EXERCISE GOAL: Reproduce the data below verbatim, line by line, without changing anything.

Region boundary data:
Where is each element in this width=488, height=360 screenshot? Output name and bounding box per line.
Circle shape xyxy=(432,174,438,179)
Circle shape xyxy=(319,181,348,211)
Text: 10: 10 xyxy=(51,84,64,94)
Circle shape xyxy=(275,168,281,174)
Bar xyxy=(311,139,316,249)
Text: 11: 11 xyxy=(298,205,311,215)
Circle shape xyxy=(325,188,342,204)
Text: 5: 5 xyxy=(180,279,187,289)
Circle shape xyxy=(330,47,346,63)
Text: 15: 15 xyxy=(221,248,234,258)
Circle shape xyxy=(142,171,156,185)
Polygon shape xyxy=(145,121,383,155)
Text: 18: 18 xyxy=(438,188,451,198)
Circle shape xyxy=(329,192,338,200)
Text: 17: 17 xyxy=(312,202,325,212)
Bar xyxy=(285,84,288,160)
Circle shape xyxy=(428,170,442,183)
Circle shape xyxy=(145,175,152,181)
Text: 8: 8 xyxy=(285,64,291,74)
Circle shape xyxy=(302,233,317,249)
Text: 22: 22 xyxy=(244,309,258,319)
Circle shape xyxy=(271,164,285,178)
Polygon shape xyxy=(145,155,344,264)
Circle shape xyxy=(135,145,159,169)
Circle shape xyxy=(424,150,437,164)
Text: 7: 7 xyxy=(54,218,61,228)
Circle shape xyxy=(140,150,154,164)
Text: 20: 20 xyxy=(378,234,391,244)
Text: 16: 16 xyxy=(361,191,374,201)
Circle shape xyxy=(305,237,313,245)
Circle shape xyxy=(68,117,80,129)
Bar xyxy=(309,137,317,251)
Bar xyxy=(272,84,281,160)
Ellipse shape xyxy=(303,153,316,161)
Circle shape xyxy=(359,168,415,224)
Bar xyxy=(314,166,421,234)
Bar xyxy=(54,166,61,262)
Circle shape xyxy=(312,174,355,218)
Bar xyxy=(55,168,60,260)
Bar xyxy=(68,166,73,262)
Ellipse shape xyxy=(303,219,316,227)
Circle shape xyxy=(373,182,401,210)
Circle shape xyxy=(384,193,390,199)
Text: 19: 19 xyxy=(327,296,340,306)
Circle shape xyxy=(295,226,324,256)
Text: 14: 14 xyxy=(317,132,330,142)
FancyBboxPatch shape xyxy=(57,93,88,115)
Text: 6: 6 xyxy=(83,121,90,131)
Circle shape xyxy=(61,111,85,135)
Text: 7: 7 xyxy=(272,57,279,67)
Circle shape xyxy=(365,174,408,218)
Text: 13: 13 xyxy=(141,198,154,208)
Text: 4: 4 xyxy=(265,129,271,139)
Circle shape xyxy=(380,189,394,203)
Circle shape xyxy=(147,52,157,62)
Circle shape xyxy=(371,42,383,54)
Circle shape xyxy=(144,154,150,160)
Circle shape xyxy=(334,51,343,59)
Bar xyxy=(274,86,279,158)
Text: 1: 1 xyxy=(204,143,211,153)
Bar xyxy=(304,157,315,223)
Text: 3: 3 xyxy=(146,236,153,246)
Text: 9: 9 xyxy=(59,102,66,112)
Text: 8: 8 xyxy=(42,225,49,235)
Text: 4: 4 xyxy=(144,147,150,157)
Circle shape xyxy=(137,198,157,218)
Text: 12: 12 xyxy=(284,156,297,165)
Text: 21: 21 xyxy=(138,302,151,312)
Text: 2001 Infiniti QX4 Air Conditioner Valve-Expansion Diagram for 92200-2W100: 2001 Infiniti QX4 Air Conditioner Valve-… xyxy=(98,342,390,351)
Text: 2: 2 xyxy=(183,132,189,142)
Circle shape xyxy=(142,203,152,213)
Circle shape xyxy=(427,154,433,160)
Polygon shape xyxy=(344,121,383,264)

OUTPUT:
Where is each element in this width=488, height=360 screenshot? Output name and bounding box per line.
Circle shape xyxy=(432,174,438,179)
Circle shape xyxy=(319,181,348,211)
Text: 10: 10 xyxy=(51,84,64,94)
Circle shape xyxy=(275,168,281,174)
Bar xyxy=(311,139,316,249)
Text: 11: 11 xyxy=(298,205,311,215)
Circle shape xyxy=(325,188,342,204)
Text: 5: 5 xyxy=(180,279,187,289)
Circle shape xyxy=(330,47,346,63)
Text: 15: 15 xyxy=(221,248,234,258)
Circle shape xyxy=(142,171,156,185)
Polygon shape xyxy=(145,121,383,155)
Text: 18: 18 xyxy=(438,188,451,198)
Circle shape xyxy=(329,192,338,200)
Text: 17: 17 xyxy=(312,202,325,212)
Bar xyxy=(285,84,288,160)
Circle shape xyxy=(428,170,442,183)
Circle shape xyxy=(145,175,152,181)
Text: 8: 8 xyxy=(285,64,291,74)
Circle shape xyxy=(302,233,317,249)
Text: 22: 22 xyxy=(244,309,258,319)
Circle shape xyxy=(271,164,285,178)
Polygon shape xyxy=(145,155,344,264)
Circle shape xyxy=(135,145,159,169)
Circle shape xyxy=(424,150,437,164)
Text: 7: 7 xyxy=(54,218,61,228)
Circle shape xyxy=(140,150,154,164)
Text: 20: 20 xyxy=(378,234,391,244)
Text: 16: 16 xyxy=(361,191,374,201)
Circle shape xyxy=(305,237,313,245)
Circle shape xyxy=(68,117,80,129)
Bar xyxy=(309,137,317,251)
Bar xyxy=(272,84,281,160)
Ellipse shape xyxy=(303,153,316,161)
Circle shape xyxy=(359,168,415,224)
Bar xyxy=(314,166,421,234)
Bar xyxy=(54,166,61,262)
Circle shape xyxy=(312,174,355,218)
Bar xyxy=(55,168,60,260)
Bar xyxy=(68,166,73,262)
Ellipse shape xyxy=(303,219,316,227)
Circle shape xyxy=(373,182,401,210)
Circle shape xyxy=(384,193,390,199)
Text: 19: 19 xyxy=(327,296,340,306)
Circle shape xyxy=(295,226,324,256)
Text: 14: 14 xyxy=(317,132,330,142)
FancyBboxPatch shape xyxy=(57,93,88,115)
Text: 6: 6 xyxy=(83,121,90,131)
Circle shape xyxy=(61,111,85,135)
Text: 7: 7 xyxy=(272,57,279,67)
Circle shape xyxy=(365,174,408,218)
Text: 13: 13 xyxy=(141,198,154,208)
Text: 4: 4 xyxy=(265,129,271,139)
Circle shape xyxy=(380,189,394,203)
Circle shape xyxy=(147,52,157,62)
Circle shape xyxy=(371,42,383,54)
Circle shape xyxy=(144,154,150,160)
Circle shape xyxy=(334,51,343,59)
Bar xyxy=(274,86,279,158)
Text: 1: 1 xyxy=(204,143,211,153)
Bar xyxy=(304,157,315,223)
Text: 3: 3 xyxy=(146,236,153,246)
Text: 9: 9 xyxy=(59,102,66,112)
Text: 8: 8 xyxy=(42,225,49,235)
Text: 4: 4 xyxy=(144,147,150,157)
Circle shape xyxy=(137,198,157,218)
Text: 12: 12 xyxy=(284,156,297,165)
Text: 21: 21 xyxy=(138,302,151,312)
Text: 2001 Infiniti QX4 Air Conditioner Valve-Expansion Diagram for 92200-2W100: 2001 Infiniti QX4 Air Conditioner Valve-… xyxy=(98,342,390,351)
Text: 2: 2 xyxy=(183,132,189,142)
Circle shape xyxy=(142,203,152,213)
Circle shape xyxy=(427,154,433,160)
Polygon shape xyxy=(344,121,383,264)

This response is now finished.